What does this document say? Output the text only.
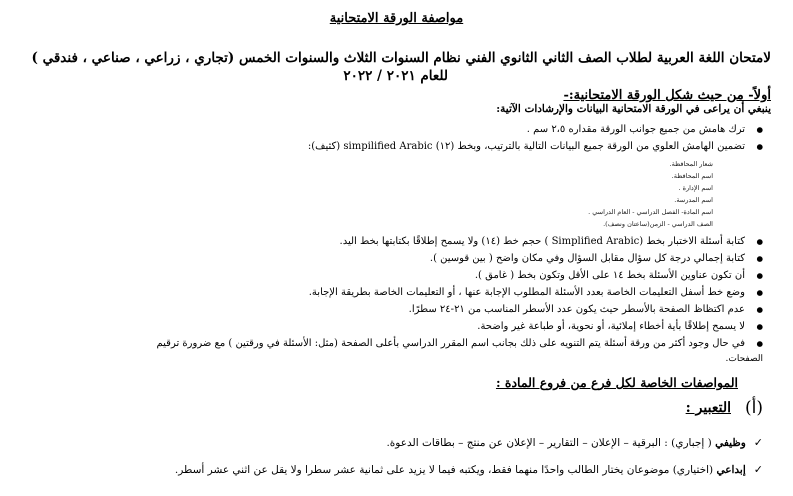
مواصفة الورقة الامتحانية
لامتحان اللغة العربية لطلاب الصف الثاني الثانوي الفني نظام السنوات الثلاث والسنوات الخمس (تجاري ، زراعي ، صناعي ، فندقي )
للعام ٢٠٢١ / ٢٠٢٢
أولاً- من حيث شكل الورقة الامتحانية:-
ينبغي أن يراعى في الورقة الامتحانية البيانات والإرشادات الآتية:
● ترك هامش من جميع جوانب الورقة مقداره ٢،٥ سم .
● تضمين الهامش العلوي من الورقة جميع البيانات التالية بالترتيب، وبخط (١٢) simpilified Arabic (كثيف):
شعار المحافظة.
اسم المحافظة.
اسم الإدارة .
اسم المدرسة.
اسم المادة- الفصل الدراسي - العام الدراسي .
الصف الدراسي - الزمن(ساعتان ونصف).
● كتابة أسئلة الاختبار بخط (Simplified Arabic ) حجم خط (١٤) ولا يسمح إطلاقًا بكتابتها بخط اليد.
● كتابة إجمالي درجة كل سؤال مقابل السؤال وفي مكان واضح ( بين قوسين ).
● أن تكون عناوين الأسئلة بخط ١٤ على الأقل وتكون بخط ( غامق ).
● وضع خط أسفل التعليمات الخاصة بعدد الأسئلة المطلوب الإجابة عنها ، أو التعليمات الخاصة بطريقة الإجابة.
● عدم اكتظاظ الصفحة بالأسطر حيث يكون عدد الأسطر المناسب من ٢١-٢٤ سطرًا.
● لا يسمح إطلاقًا بأية أخطاء إملائية، أو نحوية، أو طباعة غير واضحة.
● في حال وجود أكثر من ورقة أسئلة يتم التنويه على ذلك بجانب اسم المقرر الدراسي بأعلى الصفحة (مثل: الأسئلة في ورقتين ) مع ضرورة ترقيم
الصفحات.
المواصفات الخاصة لكل فرع من فروع المادة :
(أ)
التعبير :
✓وظيفي ( إجباري) : البرقية – الإعلان – التقارير – الإعلان عن منتج – بطاقات الدعوة.
✓إبداعي (اختياري) موضوعان يختار الطالب واحدًا منهما فقط، ويكتبه فيما لا يزيد على ثمانية عشر سطرا ولا يقل عن اثني عشر أسطر.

• • •

• [GIVEN TASK] Pull out each line of the records holding the string "الخاصة".

• [RESULT]
● وضع خط أسفل التعليمات الخاصة بعدد الأسئلة المطلوب الإجابة عنها ، أو التعليمات الخاصة بطريقة الإجابة.
المواصفات الخاصة لكل فرع من فروع المادة :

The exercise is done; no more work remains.